+++ Supplied entries +++

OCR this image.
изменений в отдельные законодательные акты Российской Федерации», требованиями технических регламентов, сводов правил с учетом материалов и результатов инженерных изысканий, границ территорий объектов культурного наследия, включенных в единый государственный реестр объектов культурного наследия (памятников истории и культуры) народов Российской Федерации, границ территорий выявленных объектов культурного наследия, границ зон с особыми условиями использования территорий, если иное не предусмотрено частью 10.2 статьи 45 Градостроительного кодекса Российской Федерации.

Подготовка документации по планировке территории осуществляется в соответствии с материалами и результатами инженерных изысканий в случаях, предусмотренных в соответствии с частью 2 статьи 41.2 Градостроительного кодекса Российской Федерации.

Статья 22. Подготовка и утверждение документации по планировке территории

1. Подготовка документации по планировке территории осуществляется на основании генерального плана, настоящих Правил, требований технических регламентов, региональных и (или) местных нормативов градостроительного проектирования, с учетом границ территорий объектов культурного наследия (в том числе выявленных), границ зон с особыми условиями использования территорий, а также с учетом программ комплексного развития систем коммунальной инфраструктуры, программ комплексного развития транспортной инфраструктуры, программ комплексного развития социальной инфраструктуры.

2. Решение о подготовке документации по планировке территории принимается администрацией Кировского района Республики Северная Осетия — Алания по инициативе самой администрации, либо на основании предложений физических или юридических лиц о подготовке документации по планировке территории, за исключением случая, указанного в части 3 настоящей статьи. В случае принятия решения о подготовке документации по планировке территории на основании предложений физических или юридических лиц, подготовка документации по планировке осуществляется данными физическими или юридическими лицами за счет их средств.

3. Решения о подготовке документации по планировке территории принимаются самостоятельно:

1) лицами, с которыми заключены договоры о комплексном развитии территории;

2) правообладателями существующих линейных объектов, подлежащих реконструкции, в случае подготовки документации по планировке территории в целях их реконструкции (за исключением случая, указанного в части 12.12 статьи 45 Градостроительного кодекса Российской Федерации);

+++

Exercise task:
Only the number is wanted: how many lines contain the string "подготовке"?

Task solution:
2